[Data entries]
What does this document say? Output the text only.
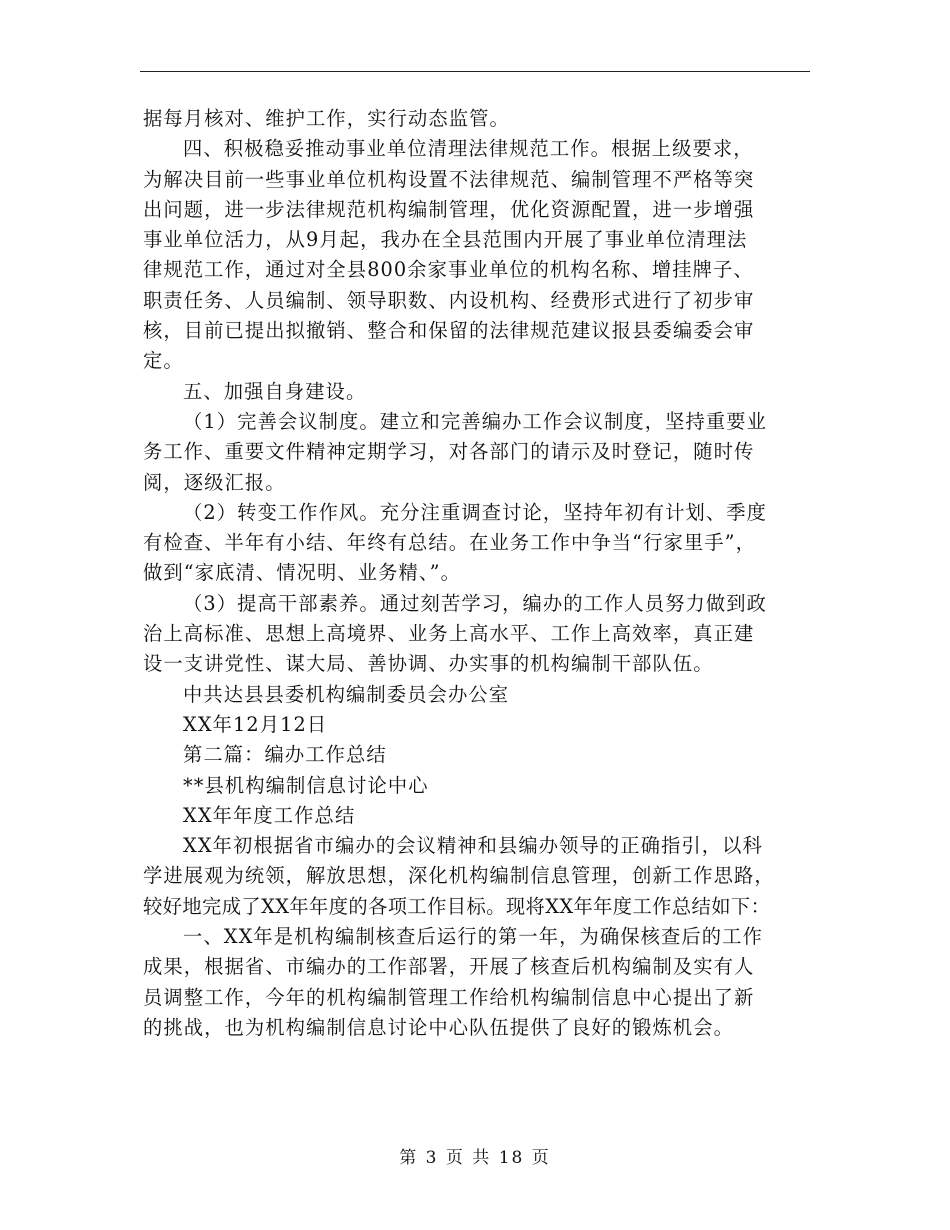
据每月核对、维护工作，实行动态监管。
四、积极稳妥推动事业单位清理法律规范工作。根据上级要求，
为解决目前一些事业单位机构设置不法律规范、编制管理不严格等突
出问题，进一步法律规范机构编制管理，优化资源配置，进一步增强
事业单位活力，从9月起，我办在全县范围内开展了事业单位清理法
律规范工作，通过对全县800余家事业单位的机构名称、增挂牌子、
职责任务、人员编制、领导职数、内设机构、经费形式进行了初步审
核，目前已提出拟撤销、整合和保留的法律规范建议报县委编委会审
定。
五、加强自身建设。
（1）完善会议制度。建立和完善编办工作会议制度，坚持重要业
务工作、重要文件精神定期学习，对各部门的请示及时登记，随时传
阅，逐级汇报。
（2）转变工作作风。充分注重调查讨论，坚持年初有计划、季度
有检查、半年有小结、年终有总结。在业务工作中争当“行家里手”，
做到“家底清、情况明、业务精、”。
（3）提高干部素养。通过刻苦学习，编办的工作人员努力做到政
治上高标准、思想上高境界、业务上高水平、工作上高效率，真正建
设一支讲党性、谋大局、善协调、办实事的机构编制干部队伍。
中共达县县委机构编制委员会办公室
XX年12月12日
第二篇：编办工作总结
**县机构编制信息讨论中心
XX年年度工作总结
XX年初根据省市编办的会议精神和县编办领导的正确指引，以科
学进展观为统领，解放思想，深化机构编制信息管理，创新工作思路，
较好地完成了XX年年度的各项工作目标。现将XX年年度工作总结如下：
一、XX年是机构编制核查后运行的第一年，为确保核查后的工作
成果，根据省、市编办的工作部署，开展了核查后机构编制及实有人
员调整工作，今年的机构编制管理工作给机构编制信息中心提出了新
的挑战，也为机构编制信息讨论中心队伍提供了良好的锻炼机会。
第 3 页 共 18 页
---
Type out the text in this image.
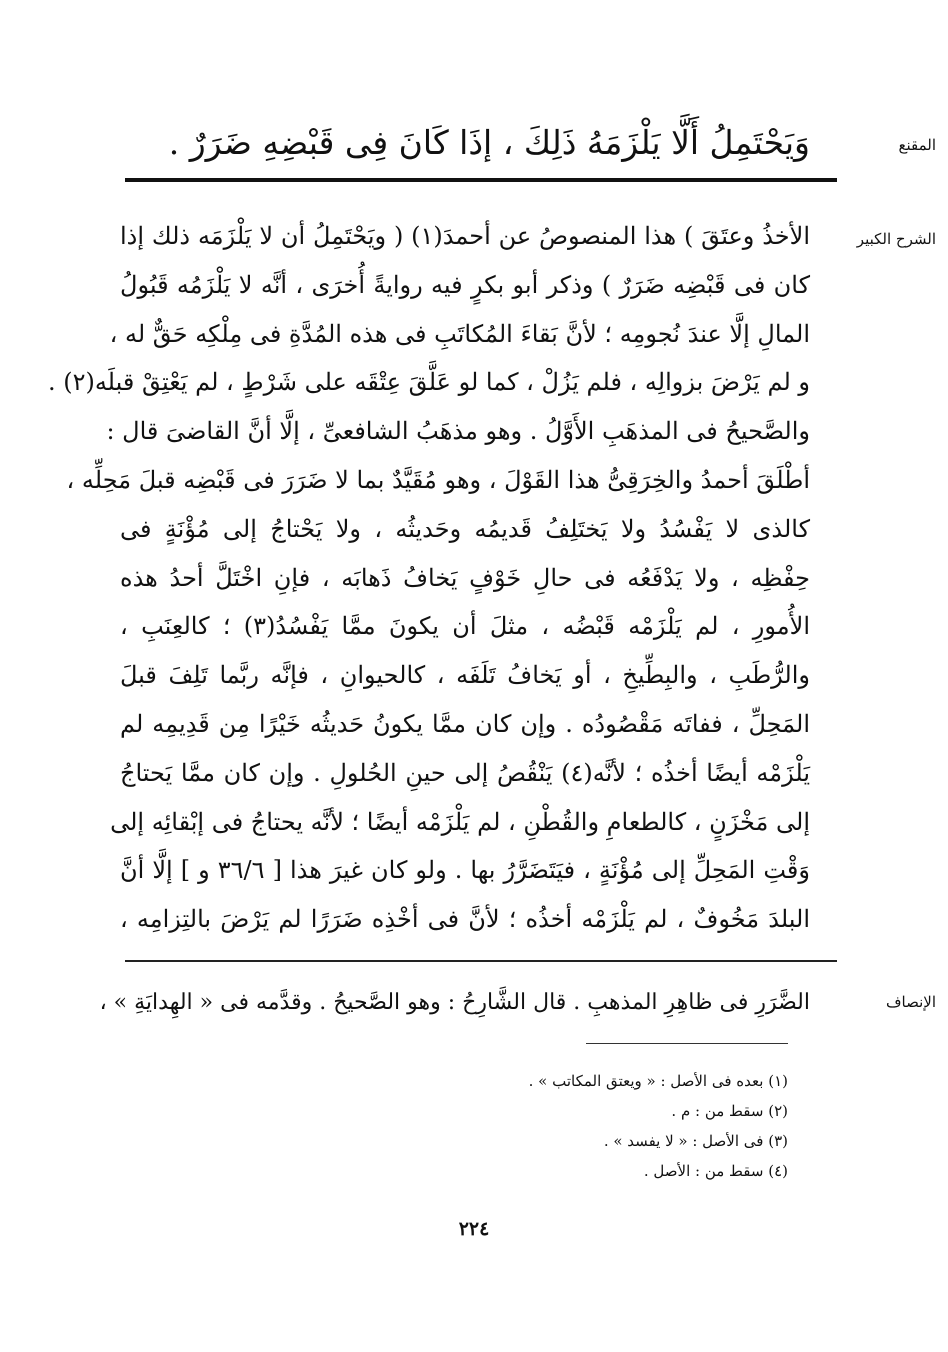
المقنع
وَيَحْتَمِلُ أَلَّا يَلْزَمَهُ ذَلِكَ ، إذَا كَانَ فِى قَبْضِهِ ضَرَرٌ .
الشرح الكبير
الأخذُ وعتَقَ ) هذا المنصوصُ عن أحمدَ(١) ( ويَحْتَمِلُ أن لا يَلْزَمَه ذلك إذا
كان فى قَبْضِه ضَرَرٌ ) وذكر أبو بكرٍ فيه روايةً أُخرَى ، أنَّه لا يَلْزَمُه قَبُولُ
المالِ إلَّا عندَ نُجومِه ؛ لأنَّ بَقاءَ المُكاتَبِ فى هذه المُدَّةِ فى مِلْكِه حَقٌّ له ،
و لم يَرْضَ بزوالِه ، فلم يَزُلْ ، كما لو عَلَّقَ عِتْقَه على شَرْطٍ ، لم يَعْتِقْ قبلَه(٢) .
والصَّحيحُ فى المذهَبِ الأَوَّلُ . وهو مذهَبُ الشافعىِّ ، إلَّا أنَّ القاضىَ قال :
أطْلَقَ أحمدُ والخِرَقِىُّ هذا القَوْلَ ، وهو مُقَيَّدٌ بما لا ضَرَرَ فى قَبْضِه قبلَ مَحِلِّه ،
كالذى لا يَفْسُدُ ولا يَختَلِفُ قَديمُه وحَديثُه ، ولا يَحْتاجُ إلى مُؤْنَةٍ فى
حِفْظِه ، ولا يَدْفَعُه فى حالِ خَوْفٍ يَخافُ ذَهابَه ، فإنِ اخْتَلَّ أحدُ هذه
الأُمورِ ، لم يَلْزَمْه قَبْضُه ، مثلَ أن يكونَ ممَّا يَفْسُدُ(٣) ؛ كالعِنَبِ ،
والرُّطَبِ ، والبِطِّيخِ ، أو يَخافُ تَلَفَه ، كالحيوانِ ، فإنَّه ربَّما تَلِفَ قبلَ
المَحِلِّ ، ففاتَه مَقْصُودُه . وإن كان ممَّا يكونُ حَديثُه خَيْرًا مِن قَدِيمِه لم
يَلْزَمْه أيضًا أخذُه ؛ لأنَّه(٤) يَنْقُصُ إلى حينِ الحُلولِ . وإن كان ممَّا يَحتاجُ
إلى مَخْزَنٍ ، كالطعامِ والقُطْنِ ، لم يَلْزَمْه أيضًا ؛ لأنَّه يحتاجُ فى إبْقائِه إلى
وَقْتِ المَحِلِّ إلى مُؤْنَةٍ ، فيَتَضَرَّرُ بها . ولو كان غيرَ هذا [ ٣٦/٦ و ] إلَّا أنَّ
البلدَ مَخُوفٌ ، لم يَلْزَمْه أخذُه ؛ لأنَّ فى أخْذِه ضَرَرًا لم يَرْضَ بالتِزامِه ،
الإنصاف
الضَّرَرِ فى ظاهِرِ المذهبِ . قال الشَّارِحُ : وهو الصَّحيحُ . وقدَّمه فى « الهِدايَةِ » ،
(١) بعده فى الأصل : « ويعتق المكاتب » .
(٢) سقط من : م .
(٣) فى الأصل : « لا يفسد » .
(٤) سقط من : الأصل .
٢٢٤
* * *
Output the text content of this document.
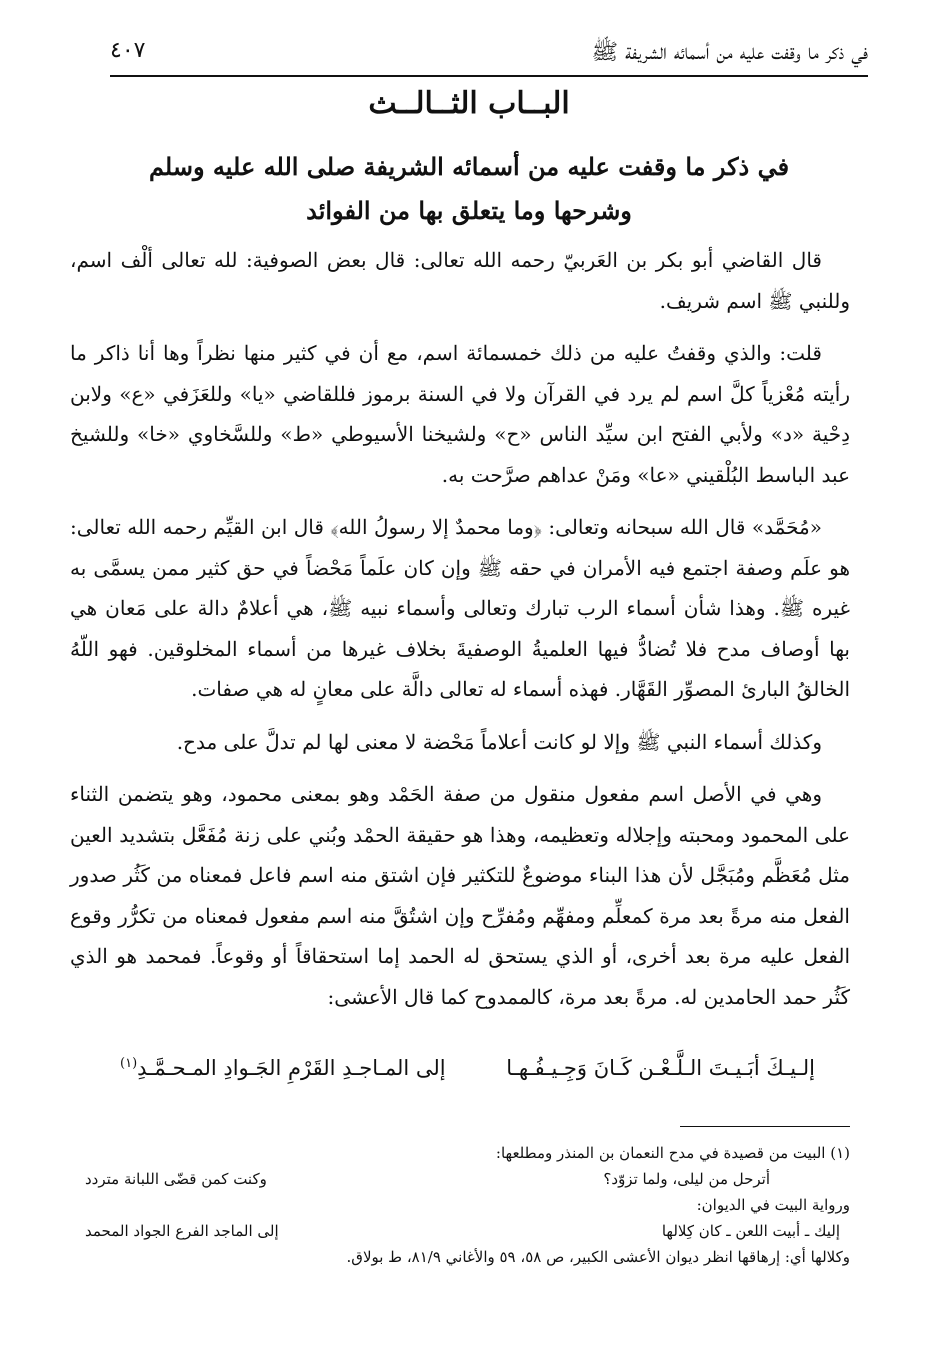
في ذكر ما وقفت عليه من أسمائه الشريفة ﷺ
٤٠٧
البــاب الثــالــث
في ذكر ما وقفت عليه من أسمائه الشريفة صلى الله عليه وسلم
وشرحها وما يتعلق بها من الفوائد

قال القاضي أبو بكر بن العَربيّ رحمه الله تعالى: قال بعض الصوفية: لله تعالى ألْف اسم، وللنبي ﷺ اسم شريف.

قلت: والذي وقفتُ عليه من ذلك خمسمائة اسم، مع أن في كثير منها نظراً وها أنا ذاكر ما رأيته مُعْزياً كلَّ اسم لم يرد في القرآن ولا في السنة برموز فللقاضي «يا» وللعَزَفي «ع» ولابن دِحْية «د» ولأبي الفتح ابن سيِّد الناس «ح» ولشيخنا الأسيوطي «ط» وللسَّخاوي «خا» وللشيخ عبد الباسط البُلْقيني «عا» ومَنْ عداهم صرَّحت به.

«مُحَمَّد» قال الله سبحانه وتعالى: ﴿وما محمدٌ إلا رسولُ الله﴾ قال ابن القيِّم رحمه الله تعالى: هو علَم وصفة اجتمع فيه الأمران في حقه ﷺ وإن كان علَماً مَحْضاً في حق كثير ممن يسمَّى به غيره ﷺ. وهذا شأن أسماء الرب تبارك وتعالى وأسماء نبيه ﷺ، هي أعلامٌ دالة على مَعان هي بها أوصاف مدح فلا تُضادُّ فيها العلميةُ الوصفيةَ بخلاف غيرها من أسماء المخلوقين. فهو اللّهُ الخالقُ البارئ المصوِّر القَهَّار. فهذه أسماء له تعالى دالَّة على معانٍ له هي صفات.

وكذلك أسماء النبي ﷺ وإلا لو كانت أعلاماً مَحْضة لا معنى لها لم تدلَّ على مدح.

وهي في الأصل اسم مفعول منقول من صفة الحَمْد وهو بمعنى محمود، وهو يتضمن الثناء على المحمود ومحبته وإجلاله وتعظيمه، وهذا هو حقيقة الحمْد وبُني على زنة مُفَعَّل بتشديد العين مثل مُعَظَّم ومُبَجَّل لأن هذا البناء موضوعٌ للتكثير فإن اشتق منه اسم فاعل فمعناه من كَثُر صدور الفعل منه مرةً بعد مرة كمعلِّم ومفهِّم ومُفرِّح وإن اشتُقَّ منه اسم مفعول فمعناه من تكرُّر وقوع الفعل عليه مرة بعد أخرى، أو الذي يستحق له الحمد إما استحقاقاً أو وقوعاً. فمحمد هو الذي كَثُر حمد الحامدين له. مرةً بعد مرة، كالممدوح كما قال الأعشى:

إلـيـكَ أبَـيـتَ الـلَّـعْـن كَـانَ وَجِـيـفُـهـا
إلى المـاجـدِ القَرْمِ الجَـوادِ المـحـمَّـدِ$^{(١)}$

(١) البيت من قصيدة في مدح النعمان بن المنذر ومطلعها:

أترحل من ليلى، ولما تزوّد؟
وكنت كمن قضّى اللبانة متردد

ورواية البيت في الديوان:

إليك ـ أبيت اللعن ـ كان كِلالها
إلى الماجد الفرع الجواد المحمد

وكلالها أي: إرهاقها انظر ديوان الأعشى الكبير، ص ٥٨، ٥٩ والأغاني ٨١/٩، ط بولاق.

§ INSTRUCTIONS FOR THE TASK
Using the records above, pull out each line where the word "document" occurs.

§ ANSWER TO THIS PROBLEM
What does this document say? Output the text only.
Output the text content of this document.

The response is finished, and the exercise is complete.